Stored data:
┄┄┄┄┄┄┄┄┄┄┄┄┄┄┄┄┄┄┄┄
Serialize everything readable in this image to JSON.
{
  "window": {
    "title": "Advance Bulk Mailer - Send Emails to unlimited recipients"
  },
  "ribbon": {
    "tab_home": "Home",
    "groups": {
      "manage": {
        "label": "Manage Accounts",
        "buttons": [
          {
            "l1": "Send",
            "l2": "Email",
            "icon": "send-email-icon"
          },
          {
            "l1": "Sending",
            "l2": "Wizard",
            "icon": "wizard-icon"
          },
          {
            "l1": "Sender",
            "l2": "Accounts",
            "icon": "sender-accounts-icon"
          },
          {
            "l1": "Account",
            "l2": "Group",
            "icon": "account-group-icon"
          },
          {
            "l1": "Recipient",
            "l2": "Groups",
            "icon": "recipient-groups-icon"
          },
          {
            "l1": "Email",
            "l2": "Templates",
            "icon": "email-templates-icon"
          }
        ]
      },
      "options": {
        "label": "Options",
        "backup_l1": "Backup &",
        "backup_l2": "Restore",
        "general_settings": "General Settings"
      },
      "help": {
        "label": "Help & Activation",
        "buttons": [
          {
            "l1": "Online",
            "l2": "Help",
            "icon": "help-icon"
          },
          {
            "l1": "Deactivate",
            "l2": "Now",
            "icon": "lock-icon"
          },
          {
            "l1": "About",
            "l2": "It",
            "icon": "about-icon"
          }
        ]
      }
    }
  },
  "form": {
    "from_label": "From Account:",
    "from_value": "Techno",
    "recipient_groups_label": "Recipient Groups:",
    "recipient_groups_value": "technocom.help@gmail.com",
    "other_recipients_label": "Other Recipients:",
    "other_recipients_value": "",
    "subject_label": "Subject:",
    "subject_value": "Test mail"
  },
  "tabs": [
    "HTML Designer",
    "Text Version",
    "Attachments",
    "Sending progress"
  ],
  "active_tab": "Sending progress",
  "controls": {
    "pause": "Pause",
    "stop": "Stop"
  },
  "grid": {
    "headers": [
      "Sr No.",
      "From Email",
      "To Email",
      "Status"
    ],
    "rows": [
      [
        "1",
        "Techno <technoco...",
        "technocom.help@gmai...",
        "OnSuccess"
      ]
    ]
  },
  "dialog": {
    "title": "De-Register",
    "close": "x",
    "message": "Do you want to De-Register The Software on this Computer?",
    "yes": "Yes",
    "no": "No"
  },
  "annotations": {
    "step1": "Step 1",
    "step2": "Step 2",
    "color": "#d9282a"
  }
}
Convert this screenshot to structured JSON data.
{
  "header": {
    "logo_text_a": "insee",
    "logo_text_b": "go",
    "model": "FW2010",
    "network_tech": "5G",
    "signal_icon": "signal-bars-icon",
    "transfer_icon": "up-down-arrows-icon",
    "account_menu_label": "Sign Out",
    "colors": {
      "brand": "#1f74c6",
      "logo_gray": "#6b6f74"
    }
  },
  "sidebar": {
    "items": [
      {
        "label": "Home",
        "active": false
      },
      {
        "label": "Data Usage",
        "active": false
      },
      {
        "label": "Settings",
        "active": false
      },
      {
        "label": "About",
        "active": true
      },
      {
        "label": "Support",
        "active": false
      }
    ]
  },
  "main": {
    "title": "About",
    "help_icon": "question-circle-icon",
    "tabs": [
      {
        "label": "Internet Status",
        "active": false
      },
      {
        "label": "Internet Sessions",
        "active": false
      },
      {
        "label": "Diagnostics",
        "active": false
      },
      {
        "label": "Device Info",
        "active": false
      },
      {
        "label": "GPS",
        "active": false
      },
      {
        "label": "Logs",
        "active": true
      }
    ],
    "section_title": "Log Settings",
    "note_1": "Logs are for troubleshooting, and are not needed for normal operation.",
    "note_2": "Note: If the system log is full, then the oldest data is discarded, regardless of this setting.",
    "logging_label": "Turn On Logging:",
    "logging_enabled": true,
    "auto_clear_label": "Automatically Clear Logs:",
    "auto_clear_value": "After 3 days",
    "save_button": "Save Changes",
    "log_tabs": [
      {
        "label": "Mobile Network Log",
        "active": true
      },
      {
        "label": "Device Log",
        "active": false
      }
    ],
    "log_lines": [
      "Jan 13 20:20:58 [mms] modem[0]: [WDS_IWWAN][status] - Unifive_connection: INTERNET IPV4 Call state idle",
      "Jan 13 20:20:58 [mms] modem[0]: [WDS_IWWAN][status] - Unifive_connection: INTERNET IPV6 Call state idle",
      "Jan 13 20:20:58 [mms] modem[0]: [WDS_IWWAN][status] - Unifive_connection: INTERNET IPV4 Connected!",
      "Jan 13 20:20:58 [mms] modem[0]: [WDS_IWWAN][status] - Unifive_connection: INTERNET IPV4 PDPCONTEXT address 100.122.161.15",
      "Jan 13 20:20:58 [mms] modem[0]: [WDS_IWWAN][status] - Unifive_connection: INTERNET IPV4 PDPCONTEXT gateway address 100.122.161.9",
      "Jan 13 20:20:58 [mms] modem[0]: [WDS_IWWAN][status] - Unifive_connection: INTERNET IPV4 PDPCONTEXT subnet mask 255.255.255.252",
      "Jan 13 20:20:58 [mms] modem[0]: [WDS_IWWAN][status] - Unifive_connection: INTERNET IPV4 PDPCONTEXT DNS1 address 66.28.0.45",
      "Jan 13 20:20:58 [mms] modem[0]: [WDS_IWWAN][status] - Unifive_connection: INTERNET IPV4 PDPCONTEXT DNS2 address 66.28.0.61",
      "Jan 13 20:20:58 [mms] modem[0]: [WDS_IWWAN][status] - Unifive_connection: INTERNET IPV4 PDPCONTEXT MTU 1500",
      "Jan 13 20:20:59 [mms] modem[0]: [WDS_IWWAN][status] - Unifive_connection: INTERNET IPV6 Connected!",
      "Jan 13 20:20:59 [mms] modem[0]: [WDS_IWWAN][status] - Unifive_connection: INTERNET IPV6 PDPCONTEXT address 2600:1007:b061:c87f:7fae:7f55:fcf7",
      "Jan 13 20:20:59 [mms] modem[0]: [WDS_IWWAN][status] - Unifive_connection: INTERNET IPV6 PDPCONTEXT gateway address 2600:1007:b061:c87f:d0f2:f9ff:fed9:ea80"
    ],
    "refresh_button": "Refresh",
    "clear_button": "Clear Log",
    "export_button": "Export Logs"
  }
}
┄┄┄┄┄┄┄┄┄┄┄┄┄┄┄┄┄┄┄┄
Instructions to follow: Provide all the records again, word for word.

Expected answer:
Serialize everything readable in this image to JSON.
{
  "window": {
    "title": "Advance Bulk Mailer - Send Emails to unlimited recipients"
  },
  "ribbon": {
    "tab_home": "Home",
    "groups": {
      "manage": {
        "label": "Manage Accounts",
        "buttons": [
          {
            "l1": "Send",
            "l2": "Email",
            "icon": "send-email-icon"
          },
          {
            "l1": "Sending",
            "l2": "Wizard",
            "icon": "wizard-icon"
          },
          {
            "l1": "Sender",
            "l2": "Accounts",
            "icon": "sender-accounts-icon"
          },
          {
            "l1": "Account",
            "l2": "Group",
            "icon": "account-group-icon"
          },
          {
            "l1": "Recipient",
            "l2": "Groups",
            "icon": "recipient-groups-icon"
          },
          {
            "l1": "Email",
            "l2": "Templates",
            "icon": "email-templates-icon"
          }
        ]
      },
      "options": {
        "label": "Options",
        "backup_l1": "Backup &",
        "backup_l2": "Restore",
        "general_settings": "General Settings"
      },
      "help": {
        "label": "Help & Activation",
        "buttons": [
          {
            "l1": "Online",
            "l2": "Help",
            "icon": "help-icon"
          },
          {
            "l1": "Deactivate",
            "l2": "Now",
            "icon": "lock-icon"
          },
          {
            "l1": "About",
            "l2": "It",
            "icon": "about-icon"
          }
        ]
      }
    }
  },
  "form": {
    "from_label": "From Account:",
    "from_value": "Techno",
    "recipient_groups_label": "Recipient Groups:",
    "recipient_groups_value": "technocom.help@gmail.com",
    "other_recipients_label": "Other Recipients:",
    "other_recipients_value": "",
    "subject_label": "Subject:",
    "subject_value": "Test mail"
  },
  "tabs": [
    "HTML Designer",
    "Text Version",
    "Attachments",
    "Sending progress"
  ],
  "active_tab": "Sending progress",
  "controls": {
    "pause": "Pause",
    "stop": "Stop"
  },
  "grid": {
    "headers": [
      "Sr No.",
      "From Email",
      "To Email",
      "Status"
    ],
    "rows": [
      [
        "1",
        "Techno <technoco...",
        "technocom.help@gmai...",
        "OnSuccess"
      ]
    ]
  },
  "dialog": {
    "title": "De-Register",
    "close": "x",
    "message": "Do you want to De-Register The Software on this Computer?",
    "yes": "Yes",
    "no": "No"
  },
  "annotations": {
    "step1": "Step 1",
    "step2": "Step 2",
    "color": "#d9282a"
  }
}
Convert this screenshot to structured JSON data.
{
  "header": {
    "logo_text_a": "insee",
    "logo_text_b": "go",
    "model": "FW2010",
    "network_tech": "5G",
    "signal_icon": "signal-bars-icon",
    "transfer_icon": "up-down-arrows-icon",
    "account_menu_label": "Sign Out",
    "colors": {
      "brand": "#1f74c6",
      "logo_gray": "#6b6f74"
    }
  },
  "sidebar": {
    "items": [
      {
        "label": "Home",
        "active": false
      },
      {
        "label": "Data Usage",
        "active": false
      },
      {
        "label": "Settings",
        "active": false
      },
      {
        "label": "About",
        "active": true
      },
      {
        "label": "Support",
        "active": false
      }
    ]
  },
  "main": {
    "title": "About",
    "help_icon": "question-circle-icon",
    "tabs": [
      {
        "label": "Internet Status",
        "active": false
      },
      {
        "label": "Internet Sessions",
        "active": false
      },
      {
        "label": "Diagnostics",
        "active": false
      },
      {
        "label": "Device Info",
        "active": false
      },
      {
        "label": "GPS",
        "active": false
      },
      {
        "label": "Logs",
        "active": true
      }
    ],
    "section_title": "Log Settings",
    "note_1": "Logs are for troubleshooting, and are not needed for normal operation.",
    "note_2": "Note: If the system log is full, then the oldest data is discarded, regardless of this setting.",
    "logging_label": "Turn On Logging:",
    "logging_enabled": true,
    "auto_clear_label": "Automatically Clear Logs:",
    "auto_clear_value": "After 3 days",
    "save_button": "Save Changes",
    "log_tabs": [
      {
        "label": "Mobile Network Log",
        "active": true
      },
      {
        "label": "Device Log",
        "active": false
      }
    ],
    "log_lines": [
      "Jan 13 20:20:58 [mms] modem[0]: [WDS_IWWAN][status] - Unifive_connection: INTERNET IPV4 Call state idle",
      "Jan 13 20:20:58 [mms] modem[0]: [WDS_IWWAN][status] - Unifive_connection: INTERNET IPV6 Call state idle",
      "Jan 13 20:20:58 [mms] modem[0]: [WDS_IWWAN][status] - Unifive_connection: INTERNET IPV4 Connected!",
      "Jan 13 20:20:58 [mms] modem[0]: [WDS_IWWAN][status] - Unifive_connection: INTERNET IPV4 PDPCONTEXT address 100.122.161.15",
      "Jan 13 20:20:58 [mms] modem[0]: [WDS_IWWAN][status] - Unifive_connection: INTERNET IPV4 PDPCONTEXT gateway address 100.122.161.9",
      "Jan 13 20:20:58 [mms] modem[0]: [WDS_IWWAN][status] - Unifive_connection: INTERNET IPV4 PDPCONTEXT subnet mask 255.255.255.252",
      "Jan 13 20:20:58 [mms] modem[0]: [WDS_IWWAN][status] - Unifive_connection: INTERNET IPV4 PDPCONTEXT DNS1 address 66.28.0.45",
      "Jan 13 20:20:58 [mms] modem[0]: [WDS_IWWAN][status] - Unifive_connection: INTERNET IPV4 PDPCONTEXT DNS2 address 66.28.0.61",
      "Jan 13 20:20:58 [mms] modem[0]: [WDS_IWWAN][status] - Unifive_connection: INTERNET IPV4 PDPCONTEXT MTU 1500",
      "Jan 13 20:20:59 [mms] modem[0]: [WDS_IWWAN][status] - Unifive_connection: INTERNET IPV6 Connected!",
      "Jan 13 20:20:59 [mms] modem[0]: [WDS_IWWAN][status] - Unifive_connection: INTERNET IPV6 PDPCONTEXT address 2600:1007:b061:c87f:7fae:7f55:fcf7",
      "Jan 13 20:20:59 [mms] modem[0]: [WDS_IWWAN][status] - Unifive_connection: INTERNET IPV6 PDPCONTEXT gateway address 2600:1007:b061:c87f:d0f2:f9ff:fed9:ea80"
    ],
    "refresh_button": "Refresh",
    "clear_button": "Clear Log",
    "export_button": "Export Logs"
  }
}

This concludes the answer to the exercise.